start THE INPUT

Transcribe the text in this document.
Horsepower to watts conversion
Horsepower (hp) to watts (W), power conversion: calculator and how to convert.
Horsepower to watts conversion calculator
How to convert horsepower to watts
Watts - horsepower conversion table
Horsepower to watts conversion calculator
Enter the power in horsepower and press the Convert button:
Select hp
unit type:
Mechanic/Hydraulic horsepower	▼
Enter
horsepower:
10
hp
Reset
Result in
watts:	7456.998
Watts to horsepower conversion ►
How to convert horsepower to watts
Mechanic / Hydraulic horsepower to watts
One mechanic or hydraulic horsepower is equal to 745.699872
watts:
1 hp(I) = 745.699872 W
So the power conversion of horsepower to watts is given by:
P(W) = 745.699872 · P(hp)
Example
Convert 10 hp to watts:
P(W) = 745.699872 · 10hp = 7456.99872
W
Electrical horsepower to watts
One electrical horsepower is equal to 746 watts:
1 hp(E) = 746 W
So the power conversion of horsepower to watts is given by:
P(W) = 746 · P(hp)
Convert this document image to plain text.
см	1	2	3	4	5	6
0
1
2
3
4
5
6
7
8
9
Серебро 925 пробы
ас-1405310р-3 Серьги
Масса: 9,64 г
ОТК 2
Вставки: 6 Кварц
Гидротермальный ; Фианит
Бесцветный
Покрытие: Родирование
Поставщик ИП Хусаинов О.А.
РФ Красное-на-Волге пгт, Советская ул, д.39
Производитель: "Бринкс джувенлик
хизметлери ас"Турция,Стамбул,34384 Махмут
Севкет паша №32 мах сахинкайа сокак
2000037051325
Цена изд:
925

end THE INPUT

**TASK DESCRIPTION:**
List every line above that holds the word "text".

**OUTPUT OF THE TASK:**
Transcribe the text in this document.
Convert this document image to plain text.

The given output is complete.